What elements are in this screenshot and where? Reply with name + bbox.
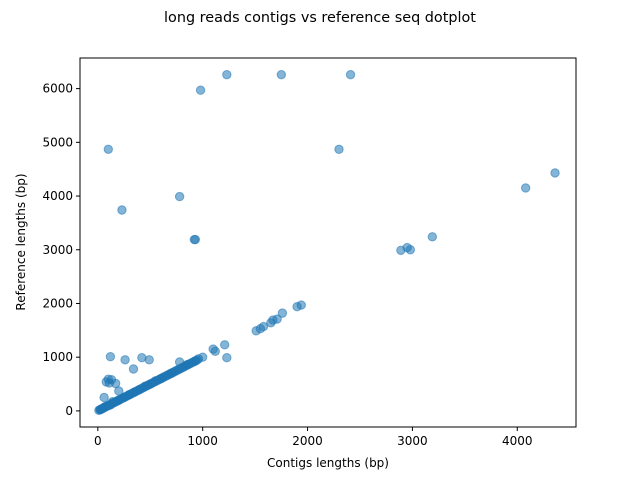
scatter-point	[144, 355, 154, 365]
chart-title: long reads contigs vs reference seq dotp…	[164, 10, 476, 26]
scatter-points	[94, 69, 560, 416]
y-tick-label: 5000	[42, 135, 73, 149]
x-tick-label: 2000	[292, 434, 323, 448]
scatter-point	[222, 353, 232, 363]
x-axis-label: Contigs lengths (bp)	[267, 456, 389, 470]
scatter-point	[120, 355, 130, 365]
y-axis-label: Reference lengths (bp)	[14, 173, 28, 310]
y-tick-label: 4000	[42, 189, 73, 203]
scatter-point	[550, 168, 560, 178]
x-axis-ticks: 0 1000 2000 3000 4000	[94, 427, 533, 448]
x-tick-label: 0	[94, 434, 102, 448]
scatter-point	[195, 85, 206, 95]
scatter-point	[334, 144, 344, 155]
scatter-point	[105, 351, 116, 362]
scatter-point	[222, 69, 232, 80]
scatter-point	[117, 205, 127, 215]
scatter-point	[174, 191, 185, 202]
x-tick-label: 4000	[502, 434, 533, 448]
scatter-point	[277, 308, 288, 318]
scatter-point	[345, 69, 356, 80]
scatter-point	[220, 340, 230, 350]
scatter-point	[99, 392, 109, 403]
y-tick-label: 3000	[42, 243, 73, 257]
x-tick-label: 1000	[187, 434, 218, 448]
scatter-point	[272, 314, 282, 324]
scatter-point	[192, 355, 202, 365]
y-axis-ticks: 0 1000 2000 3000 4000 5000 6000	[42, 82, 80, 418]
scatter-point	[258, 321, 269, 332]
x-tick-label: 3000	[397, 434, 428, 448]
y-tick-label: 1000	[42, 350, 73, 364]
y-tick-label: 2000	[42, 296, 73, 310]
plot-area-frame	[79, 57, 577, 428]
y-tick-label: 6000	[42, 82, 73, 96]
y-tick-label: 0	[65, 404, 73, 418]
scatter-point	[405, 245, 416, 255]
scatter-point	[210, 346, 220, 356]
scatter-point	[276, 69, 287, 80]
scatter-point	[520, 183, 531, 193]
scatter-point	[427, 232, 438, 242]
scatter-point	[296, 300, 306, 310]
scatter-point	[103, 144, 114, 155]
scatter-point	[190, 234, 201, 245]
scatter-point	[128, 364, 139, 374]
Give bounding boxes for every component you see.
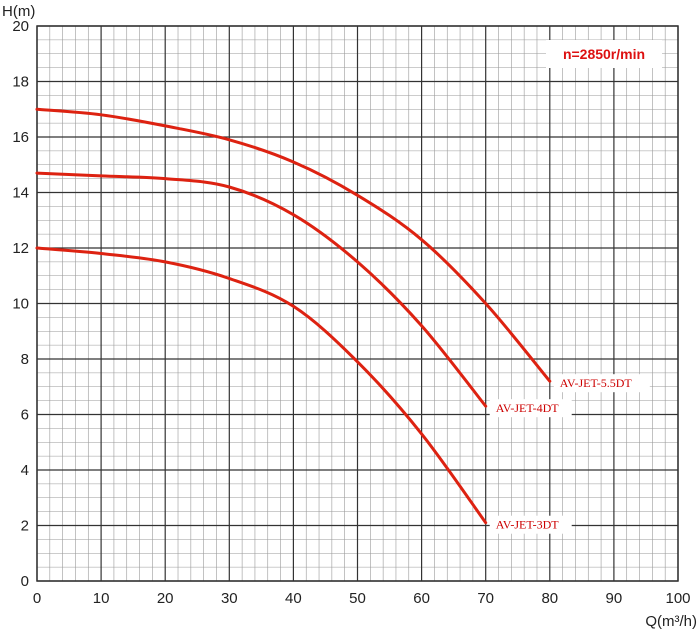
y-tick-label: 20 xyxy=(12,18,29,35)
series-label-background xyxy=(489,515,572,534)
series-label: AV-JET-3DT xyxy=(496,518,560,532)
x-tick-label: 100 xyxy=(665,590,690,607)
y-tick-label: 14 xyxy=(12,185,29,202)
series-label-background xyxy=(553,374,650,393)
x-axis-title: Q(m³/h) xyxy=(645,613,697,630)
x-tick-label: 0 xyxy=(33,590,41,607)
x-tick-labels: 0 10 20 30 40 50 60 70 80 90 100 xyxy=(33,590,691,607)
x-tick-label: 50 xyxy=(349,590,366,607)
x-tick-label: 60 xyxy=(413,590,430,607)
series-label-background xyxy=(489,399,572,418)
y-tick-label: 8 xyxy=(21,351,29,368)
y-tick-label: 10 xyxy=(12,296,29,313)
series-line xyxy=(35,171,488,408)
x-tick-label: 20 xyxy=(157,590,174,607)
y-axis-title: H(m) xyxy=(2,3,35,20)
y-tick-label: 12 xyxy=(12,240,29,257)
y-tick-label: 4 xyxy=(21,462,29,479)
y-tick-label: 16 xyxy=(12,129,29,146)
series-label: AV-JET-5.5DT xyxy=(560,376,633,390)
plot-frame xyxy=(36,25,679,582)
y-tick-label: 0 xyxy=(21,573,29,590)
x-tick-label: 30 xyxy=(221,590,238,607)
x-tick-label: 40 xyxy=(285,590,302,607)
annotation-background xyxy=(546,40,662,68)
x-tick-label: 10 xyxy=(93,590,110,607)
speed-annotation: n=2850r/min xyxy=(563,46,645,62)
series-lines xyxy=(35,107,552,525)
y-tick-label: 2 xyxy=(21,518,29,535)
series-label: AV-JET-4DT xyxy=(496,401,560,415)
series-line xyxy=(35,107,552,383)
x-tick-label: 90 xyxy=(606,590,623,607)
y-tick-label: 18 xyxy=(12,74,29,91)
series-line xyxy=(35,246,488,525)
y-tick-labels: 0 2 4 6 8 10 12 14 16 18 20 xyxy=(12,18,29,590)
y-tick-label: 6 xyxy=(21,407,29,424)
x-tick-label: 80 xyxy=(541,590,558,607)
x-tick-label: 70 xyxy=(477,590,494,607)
■ ■ ■ ■
■ GIVEN EXERCISE:
Copy out every line of the records above exactly as they appear, but leave out the pictures.

■ ANSWER FOR THE TASK:
What elements are in this screenshot and where? Reply with name + bbox.
scatter-point	[144, 355, 154, 365]
chart-title: long reads contigs vs reference seq dotp…	[164, 10, 476, 26]
scatter-points	[94, 69, 560, 416]
y-tick-label: 5000	[42, 135, 73, 149]
x-tick-label: 2000	[292, 434, 323, 448]
scatter-point	[222, 353, 232, 363]
x-axis-label: Contigs lengths (bp)	[267, 456, 389, 470]
scatter-point	[120, 355, 130, 365]
y-axis-label: Reference lengths (bp)	[14, 173, 28, 310]
y-tick-label: 4000	[42, 189, 73, 203]
scatter-point	[550, 168, 560, 178]
x-axis-ticks: 0 1000 2000 3000 4000	[94, 427, 533, 448]
x-tick-label: 0	[94, 434, 102, 448]
scatter-point	[195, 85, 206, 95]
scatter-point	[334, 144, 344, 155]
scatter-point	[105, 351, 116, 362]
scatter-point	[222, 69, 232, 80]
scatter-point	[117, 205, 127, 215]
scatter-point	[174, 191, 185, 202]
x-tick-label: 4000	[502, 434, 533, 448]
scatter-point	[277, 308, 288, 318]
scatter-point	[345, 69, 356, 80]
scatter-point	[220, 340, 230, 350]
scatter-point	[99, 392, 109, 403]
y-tick-label: 3000	[42, 243, 73, 257]
x-tick-label: 1000	[187, 434, 218, 448]
scatter-point	[272, 314, 282, 324]
scatter-point	[192, 355, 202, 365]
y-axis-ticks: 0 1000 2000 3000 4000 5000 6000	[42, 82, 80, 418]
scatter-point	[258, 321, 269, 332]
x-tick-label: 3000	[397, 434, 428, 448]
y-tick-label: 1000	[42, 350, 73, 364]
y-tick-label: 2000	[42, 296, 73, 310]
plot-area-frame	[79, 57, 577, 428]
y-tick-label: 6000	[42, 82, 73, 96]
y-tick-label: 0	[65, 404, 73, 418]
scatter-point	[405, 245, 416, 255]
scatter-point	[210, 346, 220, 356]
scatter-point	[276, 69, 287, 80]
scatter-point	[520, 183, 531, 193]
scatter-point	[427, 232, 438, 242]
scatter-point	[296, 300, 306, 310]
scatter-point	[103, 144, 114, 155]
scatter-point	[190, 234, 201, 245]
scatter-point	[128, 364, 139, 374]
Give bounding boxes for every component you see.
y-tick-label: 20 xyxy=(12,18,29,35)
series-label-background xyxy=(489,515,572,534)
series-label: AV-JET-3DT xyxy=(496,518,560,532)
x-tick-label: 100 xyxy=(665,590,690,607)
y-tick-label: 14 xyxy=(12,185,29,202)
series-label-background xyxy=(553,374,650,393)
x-axis-title: Q(m³/h) xyxy=(645,613,697,630)
x-tick-label: 0 xyxy=(33,590,41,607)
x-tick-labels: 0 10 20 30 40 50 60 70 80 90 100 xyxy=(33,590,691,607)
x-tick-label: 50 xyxy=(349,590,366,607)
x-tick-label: 60 xyxy=(413,590,430,607)
series-label-background xyxy=(489,399,572,418)
y-tick-label: 8 xyxy=(21,351,29,368)
y-tick-label: 10 xyxy=(12,296,29,313)
series-line xyxy=(35,171,488,408)
x-tick-label: 20 xyxy=(157,590,174,607)
y-axis-title: H(m) xyxy=(2,3,35,20)
y-tick-label: 12 xyxy=(12,240,29,257)
y-tick-label: 4 xyxy=(21,462,29,479)
y-tick-label: 16 xyxy=(12,129,29,146)
series-label: AV-JET-5.5DT xyxy=(560,376,633,390)
plot-frame xyxy=(36,25,679,582)
y-tick-label: 0 xyxy=(21,573,29,590)
x-tick-label: 30 xyxy=(221,590,238,607)
x-tick-label: 40 xyxy=(285,590,302,607)
annotation-background xyxy=(546,40,662,68)
x-tick-label: 10 xyxy=(93,590,110,607)
speed-annotation: n=2850r/min xyxy=(563,46,645,62)
series-lines xyxy=(35,107,552,525)
y-tick-label: 2 xyxy=(21,518,29,535)
series-label: AV-JET-4DT xyxy=(496,401,560,415)
series-line xyxy=(35,107,552,383)
x-tick-label: 90 xyxy=(606,590,623,607)
y-tick-label: 18 xyxy=(12,74,29,91)
series-line xyxy=(35,246,488,525)
y-tick-labels: 0 2 4 6 8 10 12 14 16 18 20 xyxy=(12,18,29,590)
y-tick-label: 6 xyxy=(21,407,29,424)
x-tick-label: 80 xyxy=(541,590,558,607)
x-tick-label: 70 xyxy=(477,590,494,607)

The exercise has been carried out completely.